▸ Problem to work on: Give all of the lines again exactly as they read.

Records contained in a dataset
>>

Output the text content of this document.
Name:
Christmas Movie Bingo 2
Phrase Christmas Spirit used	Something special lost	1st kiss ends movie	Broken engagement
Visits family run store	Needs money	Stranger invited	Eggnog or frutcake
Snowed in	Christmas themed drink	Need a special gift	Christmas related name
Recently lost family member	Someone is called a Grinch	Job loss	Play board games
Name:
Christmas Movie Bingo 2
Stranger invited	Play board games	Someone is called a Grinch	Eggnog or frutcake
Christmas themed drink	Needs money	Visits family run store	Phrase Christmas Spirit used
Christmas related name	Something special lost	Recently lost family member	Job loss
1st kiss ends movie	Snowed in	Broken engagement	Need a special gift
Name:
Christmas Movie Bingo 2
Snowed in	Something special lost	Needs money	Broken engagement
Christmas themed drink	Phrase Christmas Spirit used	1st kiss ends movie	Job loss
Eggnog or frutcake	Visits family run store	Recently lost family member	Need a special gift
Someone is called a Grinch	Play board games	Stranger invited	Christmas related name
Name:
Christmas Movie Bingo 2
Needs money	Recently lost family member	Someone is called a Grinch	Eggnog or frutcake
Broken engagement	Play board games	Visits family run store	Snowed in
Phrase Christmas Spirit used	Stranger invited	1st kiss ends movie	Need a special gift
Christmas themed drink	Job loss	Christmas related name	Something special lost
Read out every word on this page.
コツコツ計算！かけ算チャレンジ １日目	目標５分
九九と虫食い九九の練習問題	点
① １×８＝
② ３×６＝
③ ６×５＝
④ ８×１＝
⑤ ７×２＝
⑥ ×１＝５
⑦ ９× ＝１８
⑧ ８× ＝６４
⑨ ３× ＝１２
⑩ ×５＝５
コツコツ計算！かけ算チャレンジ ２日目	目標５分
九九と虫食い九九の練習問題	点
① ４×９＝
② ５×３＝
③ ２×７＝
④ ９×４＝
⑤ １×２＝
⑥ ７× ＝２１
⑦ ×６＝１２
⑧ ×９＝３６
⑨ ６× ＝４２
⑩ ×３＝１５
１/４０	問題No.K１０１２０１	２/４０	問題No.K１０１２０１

<<

▸ Correct response:
Output the text content of this document.
Name:
Christmas Movie Bingo 2
Phrase Christmas Spirit used	Something special lost	1st kiss ends movie	Broken engagement
Visits family run store	Needs money	Stranger invited	Eggnog or frutcake
Snowed in	Christmas themed drink	Need a special gift	Christmas related name
Recently lost family member	Someone is called a Grinch	Job loss	Play board games
Name:
Christmas Movie Bingo 2
Stranger invited	Play board games	Someone is called a Grinch	Eggnog or frutcake
Christmas themed drink	Needs money	Visits family run store	Phrase Christmas Spirit used
Christmas related name	Something special lost	Recently lost family member	Job loss
1st kiss ends movie	Snowed in	Broken engagement	Need a special gift
Name:
Christmas Movie Bingo 2
Snowed in	Something special lost	Needs money	Broken engagement
Christmas themed drink	Phrase Christmas Spirit used	1st kiss ends movie	Job loss
Eggnog or frutcake	Visits family run store	Recently lost family member	Need a special gift
Someone is called a Grinch	Play board games	Stranger invited	Christmas related name
Name:
Christmas Movie Bingo 2
Needs money	Recently lost family member	Someone is called a Grinch	Eggnog or frutcake
Broken engagement	Play board games	Visits family run store	Snowed in
Phrase Christmas Spirit used	Stranger invited	1st kiss ends movie	Need a special gift
Christmas themed drink	Job loss	Christmas related name	Something special lost
Read out every word on this page.
コツコツ計算！かけ算チャレンジ １日目	目標５分
九九と虫食い九九の練習問題	点
① １×８＝
② ３×６＝
③ ６×５＝
④ ８×１＝
⑤ ７×２＝
⑥ ×１＝５
⑦ ９× ＝１８
⑧ ８× ＝６４
⑨ ３× ＝１２
⑩ ×５＝５
コツコツ計算！かけ算チャレンジ ２日目	目標５分
九九と虫食い九九の練習問題	点
① ４×９＝
② ５×３＝
③ ２×７＝
④ ９×４＝
⑤ １×２＝
⑥ ７× ＝２１
⑦ ×６＝１２
⑧ ×９＝３６
⑨ ６× ＝４２
⑩ ×３＝１５
１/４０	問題No.K１０１２０１	２/４０	問題No.K１０１２０１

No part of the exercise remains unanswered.